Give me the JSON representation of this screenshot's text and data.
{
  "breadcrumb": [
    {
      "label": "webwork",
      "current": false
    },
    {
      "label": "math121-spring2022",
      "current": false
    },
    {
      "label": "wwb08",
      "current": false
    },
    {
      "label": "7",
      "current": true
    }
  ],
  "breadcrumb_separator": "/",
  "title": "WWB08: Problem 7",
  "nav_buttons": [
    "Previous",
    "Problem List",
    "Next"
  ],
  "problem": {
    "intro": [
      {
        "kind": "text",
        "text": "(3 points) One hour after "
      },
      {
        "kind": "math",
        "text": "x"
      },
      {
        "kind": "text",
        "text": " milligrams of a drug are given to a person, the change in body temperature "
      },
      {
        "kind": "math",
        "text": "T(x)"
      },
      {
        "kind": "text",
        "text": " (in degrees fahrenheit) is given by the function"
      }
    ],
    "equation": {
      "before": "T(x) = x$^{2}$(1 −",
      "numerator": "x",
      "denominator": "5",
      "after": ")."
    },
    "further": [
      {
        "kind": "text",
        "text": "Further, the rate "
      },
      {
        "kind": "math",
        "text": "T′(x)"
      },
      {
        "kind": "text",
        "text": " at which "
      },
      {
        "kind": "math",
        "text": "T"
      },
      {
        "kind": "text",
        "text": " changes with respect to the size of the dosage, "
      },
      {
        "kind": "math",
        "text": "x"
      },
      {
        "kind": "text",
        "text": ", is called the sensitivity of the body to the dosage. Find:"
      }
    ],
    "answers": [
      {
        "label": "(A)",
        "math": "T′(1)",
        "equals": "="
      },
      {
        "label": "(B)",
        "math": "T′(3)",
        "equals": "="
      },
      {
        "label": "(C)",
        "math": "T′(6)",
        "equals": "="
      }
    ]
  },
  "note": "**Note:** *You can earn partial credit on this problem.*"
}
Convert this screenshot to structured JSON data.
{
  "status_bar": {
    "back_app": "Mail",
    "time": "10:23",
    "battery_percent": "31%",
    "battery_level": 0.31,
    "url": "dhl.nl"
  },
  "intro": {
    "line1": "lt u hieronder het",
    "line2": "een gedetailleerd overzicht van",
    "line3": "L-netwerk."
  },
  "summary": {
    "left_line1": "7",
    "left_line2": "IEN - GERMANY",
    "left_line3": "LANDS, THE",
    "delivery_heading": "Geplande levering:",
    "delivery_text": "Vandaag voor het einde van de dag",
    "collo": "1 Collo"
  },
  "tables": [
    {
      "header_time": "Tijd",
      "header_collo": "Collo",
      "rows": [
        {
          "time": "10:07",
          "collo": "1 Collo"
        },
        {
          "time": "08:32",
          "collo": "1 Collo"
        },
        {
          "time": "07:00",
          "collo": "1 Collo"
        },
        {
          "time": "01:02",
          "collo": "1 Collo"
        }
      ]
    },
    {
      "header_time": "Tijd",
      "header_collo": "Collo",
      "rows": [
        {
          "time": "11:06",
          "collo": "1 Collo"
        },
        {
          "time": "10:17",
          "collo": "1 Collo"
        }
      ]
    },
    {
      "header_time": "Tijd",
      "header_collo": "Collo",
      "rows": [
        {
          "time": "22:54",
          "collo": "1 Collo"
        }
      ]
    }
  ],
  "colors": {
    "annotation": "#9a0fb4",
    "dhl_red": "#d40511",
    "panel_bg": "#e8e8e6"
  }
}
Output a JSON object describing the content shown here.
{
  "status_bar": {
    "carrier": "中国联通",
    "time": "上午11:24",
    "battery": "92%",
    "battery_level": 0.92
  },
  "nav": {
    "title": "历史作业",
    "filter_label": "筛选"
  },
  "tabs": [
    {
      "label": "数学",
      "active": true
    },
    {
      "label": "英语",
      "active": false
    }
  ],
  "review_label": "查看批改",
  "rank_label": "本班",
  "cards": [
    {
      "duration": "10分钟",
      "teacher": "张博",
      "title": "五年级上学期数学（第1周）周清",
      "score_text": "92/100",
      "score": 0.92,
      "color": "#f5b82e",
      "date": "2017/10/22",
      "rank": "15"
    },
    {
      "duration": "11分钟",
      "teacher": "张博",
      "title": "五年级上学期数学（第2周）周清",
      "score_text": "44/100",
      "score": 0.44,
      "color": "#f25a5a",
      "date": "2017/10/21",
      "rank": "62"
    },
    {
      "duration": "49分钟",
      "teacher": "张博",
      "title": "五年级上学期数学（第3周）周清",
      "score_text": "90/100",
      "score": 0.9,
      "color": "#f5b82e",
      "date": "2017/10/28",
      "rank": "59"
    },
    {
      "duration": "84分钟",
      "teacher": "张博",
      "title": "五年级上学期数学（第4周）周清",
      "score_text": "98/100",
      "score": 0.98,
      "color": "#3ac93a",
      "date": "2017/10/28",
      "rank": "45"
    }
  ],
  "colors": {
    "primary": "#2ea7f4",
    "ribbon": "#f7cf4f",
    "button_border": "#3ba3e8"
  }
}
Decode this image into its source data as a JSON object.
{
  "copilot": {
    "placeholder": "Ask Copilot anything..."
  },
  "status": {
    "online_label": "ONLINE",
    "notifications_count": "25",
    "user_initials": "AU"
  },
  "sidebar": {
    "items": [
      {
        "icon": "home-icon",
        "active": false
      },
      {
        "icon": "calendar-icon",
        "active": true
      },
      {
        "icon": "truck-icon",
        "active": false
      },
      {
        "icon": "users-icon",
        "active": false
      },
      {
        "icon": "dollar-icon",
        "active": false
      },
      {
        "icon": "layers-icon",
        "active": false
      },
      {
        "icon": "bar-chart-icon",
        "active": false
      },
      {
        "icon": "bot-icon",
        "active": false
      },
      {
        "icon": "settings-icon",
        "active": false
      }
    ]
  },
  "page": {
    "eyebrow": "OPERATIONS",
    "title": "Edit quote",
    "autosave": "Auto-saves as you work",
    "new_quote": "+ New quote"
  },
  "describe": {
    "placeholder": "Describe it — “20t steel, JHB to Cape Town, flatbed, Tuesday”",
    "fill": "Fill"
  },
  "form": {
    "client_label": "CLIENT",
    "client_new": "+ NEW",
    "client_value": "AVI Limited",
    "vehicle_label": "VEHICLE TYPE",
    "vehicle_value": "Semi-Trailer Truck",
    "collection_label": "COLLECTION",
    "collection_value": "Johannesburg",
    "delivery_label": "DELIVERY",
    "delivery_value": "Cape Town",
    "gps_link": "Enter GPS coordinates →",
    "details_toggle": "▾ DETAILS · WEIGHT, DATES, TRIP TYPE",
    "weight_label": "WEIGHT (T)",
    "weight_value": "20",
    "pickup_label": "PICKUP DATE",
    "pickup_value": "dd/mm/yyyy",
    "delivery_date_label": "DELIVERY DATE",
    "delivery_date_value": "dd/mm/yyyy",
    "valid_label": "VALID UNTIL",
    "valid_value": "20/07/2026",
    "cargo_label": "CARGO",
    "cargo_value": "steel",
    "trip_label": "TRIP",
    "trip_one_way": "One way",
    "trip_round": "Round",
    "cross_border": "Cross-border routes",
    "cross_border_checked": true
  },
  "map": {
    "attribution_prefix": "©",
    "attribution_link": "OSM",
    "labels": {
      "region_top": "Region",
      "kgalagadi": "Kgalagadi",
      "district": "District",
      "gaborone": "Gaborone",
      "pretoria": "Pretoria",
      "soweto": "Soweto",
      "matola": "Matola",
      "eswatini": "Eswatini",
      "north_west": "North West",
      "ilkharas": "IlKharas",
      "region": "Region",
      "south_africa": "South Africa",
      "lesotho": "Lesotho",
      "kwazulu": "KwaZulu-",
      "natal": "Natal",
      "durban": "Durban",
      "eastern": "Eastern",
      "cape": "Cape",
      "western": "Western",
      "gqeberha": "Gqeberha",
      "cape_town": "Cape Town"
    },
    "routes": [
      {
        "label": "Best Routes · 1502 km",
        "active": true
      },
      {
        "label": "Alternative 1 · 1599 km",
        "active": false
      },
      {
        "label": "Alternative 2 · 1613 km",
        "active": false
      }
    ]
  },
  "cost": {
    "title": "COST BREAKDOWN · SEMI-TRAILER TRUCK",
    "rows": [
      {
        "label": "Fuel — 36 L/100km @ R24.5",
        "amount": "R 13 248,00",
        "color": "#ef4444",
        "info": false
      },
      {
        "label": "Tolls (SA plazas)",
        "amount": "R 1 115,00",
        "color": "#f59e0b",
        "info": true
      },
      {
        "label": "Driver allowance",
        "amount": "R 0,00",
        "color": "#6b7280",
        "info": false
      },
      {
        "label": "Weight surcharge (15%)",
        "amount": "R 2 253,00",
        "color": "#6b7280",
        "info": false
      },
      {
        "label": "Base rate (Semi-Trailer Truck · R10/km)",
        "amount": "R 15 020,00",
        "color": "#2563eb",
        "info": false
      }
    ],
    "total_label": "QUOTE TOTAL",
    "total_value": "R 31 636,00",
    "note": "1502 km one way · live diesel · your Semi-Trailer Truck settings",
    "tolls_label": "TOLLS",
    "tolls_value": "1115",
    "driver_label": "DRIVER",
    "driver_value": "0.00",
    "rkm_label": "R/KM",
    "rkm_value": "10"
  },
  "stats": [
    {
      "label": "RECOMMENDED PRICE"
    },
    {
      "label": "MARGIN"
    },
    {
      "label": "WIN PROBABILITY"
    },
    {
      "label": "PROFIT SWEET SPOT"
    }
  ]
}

:: Task details ::
Read through the data and copy every line where "JSON" shows up.

:: Answer below ::
Give me the JSON representation of this screenshot's text and data.
Convert this screenshot to structured JSON data.
Output a JSON object describing the content shown here.
Decode this image into its source data as a JSON object.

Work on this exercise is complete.